>> Begin ENTRIES SUPPLIED

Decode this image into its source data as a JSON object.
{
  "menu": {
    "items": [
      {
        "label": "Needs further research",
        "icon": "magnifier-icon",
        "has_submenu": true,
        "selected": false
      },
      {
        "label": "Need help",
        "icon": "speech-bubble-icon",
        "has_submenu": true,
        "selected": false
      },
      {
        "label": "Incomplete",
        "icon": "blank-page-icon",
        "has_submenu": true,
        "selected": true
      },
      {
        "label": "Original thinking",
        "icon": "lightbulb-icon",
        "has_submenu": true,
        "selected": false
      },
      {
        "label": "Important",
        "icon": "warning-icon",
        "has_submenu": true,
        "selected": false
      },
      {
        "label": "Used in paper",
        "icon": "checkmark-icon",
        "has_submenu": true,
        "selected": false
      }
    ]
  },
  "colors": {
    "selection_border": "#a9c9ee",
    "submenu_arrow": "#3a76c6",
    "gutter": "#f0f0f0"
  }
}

>> End ENTRIES SUPPLIED

■ **WRITTEN EXERCISE**
The records above should all be quoted exactly, please.

■ **RESULT OF THIS EXERCISE**
Decode this image into its source data as a JSON object.
{
  "menu": {
    "items": [
      {
        "label": "Needs further research",
        "icon": "magnifier-icon",
        "has_submenu": true,
        "selected": false
      },
      {
        "label": "Need help",
        "icon": "speech-bubble-icon",
        "has_submenu": true,
        "selected": false
      },
      {
        "label": "Incomplete",
        "icon": "blank-page-icon",
        "has_submenu": true,
        "selected": true
      },
      {
        "label": "Original thinking",
        "icon": "lightbulb-icon",
        "has_submenu": true,
        "selected": false
      },
      {
        "label": "Important",
        "icon": "warning-icon",
        "has_submenu": true,
        "selected": false
      },
      {
        "label": "Used in paper",
        "icon": "checkmark-icon",
        "has_submenu": true,
        "selected": false
      }
    ]
  },
  "colors": {
    "selection_border": "#a9c9ee",
    "submenu_arrow": "#3a76c6",
    "gutter": "#f0f0f0"
  }
}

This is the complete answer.